→ Exercise aim
Return the following records line for line, with no changes.

********

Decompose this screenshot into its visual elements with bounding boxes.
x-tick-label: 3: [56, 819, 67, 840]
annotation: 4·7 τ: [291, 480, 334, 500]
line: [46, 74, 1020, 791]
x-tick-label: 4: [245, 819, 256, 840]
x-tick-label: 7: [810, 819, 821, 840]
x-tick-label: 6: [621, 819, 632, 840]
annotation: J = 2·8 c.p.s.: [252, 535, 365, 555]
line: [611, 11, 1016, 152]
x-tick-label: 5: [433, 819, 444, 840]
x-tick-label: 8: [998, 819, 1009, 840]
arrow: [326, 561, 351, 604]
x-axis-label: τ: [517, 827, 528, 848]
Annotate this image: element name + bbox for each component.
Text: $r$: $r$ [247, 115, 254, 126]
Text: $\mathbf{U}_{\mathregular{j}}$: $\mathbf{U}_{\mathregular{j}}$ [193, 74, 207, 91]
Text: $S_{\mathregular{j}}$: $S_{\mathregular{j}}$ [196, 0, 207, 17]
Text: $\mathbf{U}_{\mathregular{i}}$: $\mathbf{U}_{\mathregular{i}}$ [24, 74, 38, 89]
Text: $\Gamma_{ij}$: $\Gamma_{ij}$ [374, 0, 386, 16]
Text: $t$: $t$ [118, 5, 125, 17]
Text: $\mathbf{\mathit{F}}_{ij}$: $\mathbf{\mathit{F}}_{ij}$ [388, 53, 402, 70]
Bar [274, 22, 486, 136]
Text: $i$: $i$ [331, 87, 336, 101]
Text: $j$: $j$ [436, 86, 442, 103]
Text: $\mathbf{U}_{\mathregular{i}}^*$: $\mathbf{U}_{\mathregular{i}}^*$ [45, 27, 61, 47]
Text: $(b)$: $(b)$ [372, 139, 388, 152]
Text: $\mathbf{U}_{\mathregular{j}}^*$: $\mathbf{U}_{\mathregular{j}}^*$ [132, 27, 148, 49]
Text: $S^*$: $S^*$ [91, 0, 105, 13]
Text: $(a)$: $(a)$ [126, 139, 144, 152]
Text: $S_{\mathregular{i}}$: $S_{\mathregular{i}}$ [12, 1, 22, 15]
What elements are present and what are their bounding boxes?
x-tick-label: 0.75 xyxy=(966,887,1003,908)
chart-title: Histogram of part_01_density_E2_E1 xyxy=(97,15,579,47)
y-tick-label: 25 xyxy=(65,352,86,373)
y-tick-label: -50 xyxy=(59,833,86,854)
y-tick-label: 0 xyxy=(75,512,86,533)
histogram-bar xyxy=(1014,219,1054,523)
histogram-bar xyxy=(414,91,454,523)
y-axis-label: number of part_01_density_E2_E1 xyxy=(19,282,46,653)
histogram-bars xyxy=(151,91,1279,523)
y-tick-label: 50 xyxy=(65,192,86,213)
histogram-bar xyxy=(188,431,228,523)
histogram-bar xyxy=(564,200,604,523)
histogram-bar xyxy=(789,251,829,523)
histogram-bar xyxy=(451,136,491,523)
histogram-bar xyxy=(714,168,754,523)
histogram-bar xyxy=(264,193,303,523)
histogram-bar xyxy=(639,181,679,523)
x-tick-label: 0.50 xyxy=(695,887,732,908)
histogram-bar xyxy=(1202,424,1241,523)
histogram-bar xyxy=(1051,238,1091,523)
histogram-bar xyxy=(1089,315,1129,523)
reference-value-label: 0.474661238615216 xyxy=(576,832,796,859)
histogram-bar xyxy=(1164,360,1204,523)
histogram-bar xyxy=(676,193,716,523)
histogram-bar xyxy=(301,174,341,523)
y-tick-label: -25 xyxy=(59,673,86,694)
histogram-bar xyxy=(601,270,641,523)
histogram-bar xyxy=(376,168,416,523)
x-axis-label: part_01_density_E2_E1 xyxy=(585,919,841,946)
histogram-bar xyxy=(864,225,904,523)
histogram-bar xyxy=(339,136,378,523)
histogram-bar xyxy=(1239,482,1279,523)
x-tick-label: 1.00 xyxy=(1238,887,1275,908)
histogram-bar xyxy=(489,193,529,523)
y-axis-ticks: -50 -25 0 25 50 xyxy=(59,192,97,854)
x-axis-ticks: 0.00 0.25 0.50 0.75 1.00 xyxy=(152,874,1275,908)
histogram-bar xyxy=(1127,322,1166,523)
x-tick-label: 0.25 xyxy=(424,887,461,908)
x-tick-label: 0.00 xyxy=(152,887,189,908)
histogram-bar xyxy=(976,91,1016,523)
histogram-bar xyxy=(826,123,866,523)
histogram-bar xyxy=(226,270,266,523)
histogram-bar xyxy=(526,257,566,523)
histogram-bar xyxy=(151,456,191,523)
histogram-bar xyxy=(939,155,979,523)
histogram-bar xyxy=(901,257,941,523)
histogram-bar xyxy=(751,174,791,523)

********

→ Result for this exercise
Decompose this screenshot into its visual elements with bounding boxes.
x-tick-label: 3: [56, 819, 67, 840]
annotation: 4·7 τ: [291, 480, 334, 500]
line: [46, 74, 1020, 791]
x-tick-label: 4: [245, 819, 256, 840]
x-tick-label: 7: [810, 819, 821, 840]
x-tick-label: 6: [621, 819, 632, 840]
annotation: J = 2·8 c.p.s.: [252, 535, 365, 555]
line: [611, 11, 1016, 152]
x-tick-label: 5: [433, 819, 444, 840]
x-tick-label: 8: [998, 819, 1009, 840]
arrow: [326, 561, 351, 604]
x-axis-label: τ: [517, 827, 528, 848]
Annotate this image: element name + bbox for each component.
Text: $r$: $r$ [247, 115, 254, 126]
Text: $\mathbf{U}_{\mathregular{j}}$: $\mathbf{U}_{\mathregular{j}}$ [193, 74, 207, 91]
Text: $S_{\mathregular{j}}$: $S_{\mathregular{j}}$ [196, 0, 207, 17]
Text: $\mathbf{U}_{\mathregular{i}}$: $\mathbf{U}_{\mathregular{i}}$ [24, 74, 38, 89]
Text: $\Gamma_{ij}$: $\Gamma_{ij}$ [374, 0, 386, 16]
Text: $t$: $t$ [118, 5, 125, 17]
Text: $\mathbf{\mathit{F}}_{ij}$: $\mathbf{\mathit{F}}_{ij}$ [388, 53, 402, 70]
Bar [274, 22, 486, 136]
Text: $i$: $i$ [331, 87, 336, 101]
Text: $j$: $j$ [436, 86, 442, 103]
Text: $\mathbf{U}_{\mathregular{i}}^*$: $\mathbf{U}_{\mathregular{i}}^*$ [45, 27, 61, 47]
Text: $(b)$: $(b)$ [372, 139, 388, 152]
Text: $\mathbf{U}_{\mathregular{j}}^*$: $\mathbf{U}_{\mathregular{j}}^*$ [132, 27, 148, 49]
Text: $S^*$: $S^*$ [91, 0, 105, 13]
Text: $(a)$: $(a)$ [126, 139, 144, 152]
Text: $S_{\mathregular{i}}$: $S_{\mathregular{i}}$ [12, 1, 22, 15]
What elements are present and what are their bounding boxes?
x-tick-label: 0.75 xyxy=(966,887,1003,908)
chart-title: Histogram of part_01_density_E2_E1 xyxy=(97,15,579,47)
y-tick-label: 25 xyxy=(65,352,86,373)
y-tick-label: -50 xyxy=(59,833,86,854)
y-tick-label: 0 xyxy=(75,512,86,533)
histogram-bar xyxy=(1014,219,1054,523)
histogram-bar xyxy=(414,91,454,523)
y-axis-label: number of part_01_density_E2_E1 xyxy=(19,282,46,653)
histogram-bars xyxy=(151,91,1279,523)
y-tick-label: 50 xyxy=(65,192,86,213)
histogram-bar xyxy=(188,431,228,523)
histogram-bar xyxy=(564,200,604,523)
histogram-bar xyxy=(789,251,829,523)
histogram-bar xyxy=(451,136,491,523)
histogram-bar xyxy=(714,168,754,523)
histogram-bar xyxy=(264,193,303,523)
histogram-bar xyxy=(639,181,679,523)
x-tick-label: 0.50 xyxy=(695,887,732,908)
histogram-bar xyxy=(1202,424,1241,523)
histogram-bar xyxy=(1051,238,1091,523)
histogram-bar xyxy=(1089,315,1129,523)
reference-value-label: 0.474661238615216 xyxy=(576,832,796,859)
histogram-bar xyxy=(1164,360,1204,523)
histogram-bar xyxy=(676,193,716,523)
histogram-bar xyxy=(301,174,341,523)
y-tick-label: -25 xyxy=(59,673,86,694)
histogram-bar xyxy=(601,270,641,523)
histogram-bar xyxy=(376,168,416,523)
x-axis-label: part_01_density_E2_E1 xyxy=(585,919,841,946)
histogram-bar xyxy=(864,225,904,523)
histogram-bar xyxy=(339,136,378,523)
histogram-bar xyxy=(1239,482,1279,523)
x-tick-label: 1.00 xyxy=(1238,887,1275,908)
histogram-bar xyxy=(489,193,529,523)
y-axis-ticks: -50 -25 0 25 50 xyxy=(59,192,97,854)
x-axis-ticks: 0.00 0.25 0.50 0.75 1.00 xyxy=(152,874,1275,908)
histogram-bar xyxy=(1127,322,1166,523)
x-tick-label: 0.25 xyxy=(424,887,461,908)
x-tick-label: 0.00 xyxy=(152,887,189,908)
histogram-bar xyxy=(976,91,1016,523)
histogram-bar xyxy=(826,123,866,523)
histogram-bar xyxy=(226,270,266,523)
histogram-bar xyxy=(526,257,566,523)
histogram-bar xyxy=(151,456,191,523)
histogram-bar xyxy=(939,155,979,523)
histogram-bar xyxy=(901,257,941,523)
histogram-bar xyxy=(751,174,791,523)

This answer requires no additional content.